→ **PROBLEMS AND TASKS**:
**1)** List the three Perl statements that directly follow the words "What happens when I say:" in the Perl discussion below.
**2)** Write out the portion of the Perl discussion between "Just so we're" and "in inner scopes.", inclusive.

** Begin DOCUMENT TEXT **

Brent Dax wrote:
> Perl, however, is such a dynamic language you can't do a lot of that
> resolution at compile-time.  What happens when I say:
>         $x="foo";
>         $::{"x"}=\"bar";
>         print $x;

Just so we're clear, $x is a global variable -- there's only
one $x and it never goes out of scope.

This is a little different from the general case of working
with a symbol table containing lexicals defined in inner scopes.

> # From: [EMAIL PROTECTED]
> # You can't store lexical variable definitions in a global symbol
> # table. What happens when you try to access a local variable that
> # doesn't exist because it isn't in scope? Also, many of the scopes
> # that contain variables aren't named. How would you differentiate
> # between the following two "$x" variables?
> #
> #   sub f() { if (...) { my $x; ... } else { my $x; ... } }
> 
> That's not terribly hard--the two ${x}es are in unrelated scopes.

** End DOCUMENT TEXT **
** Begin GIVEN DATA **

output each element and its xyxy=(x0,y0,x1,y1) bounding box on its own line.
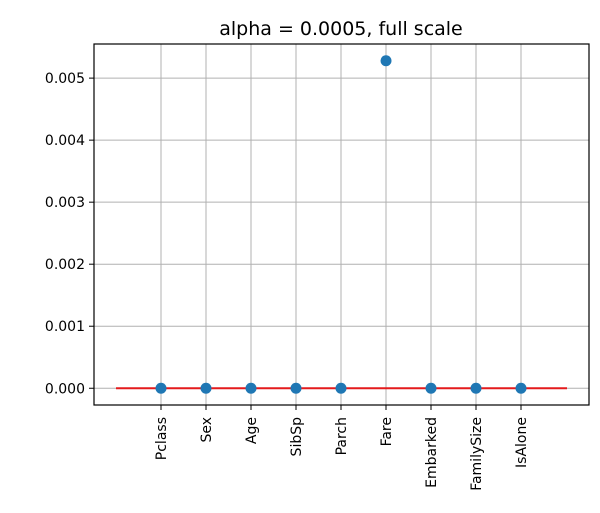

** End GIVEN DATA **

→ **FULL ANSWERS**:
**1)**
$x="foo";
$::{"x"}=\"bar";
print $x;

**2)**
Just so we're clear, $x is a global variable -- there's only
one $x and it never goes out of scope.

This is a little different from the general case of working
with a symbol table containing lexicals defined in inner scopes.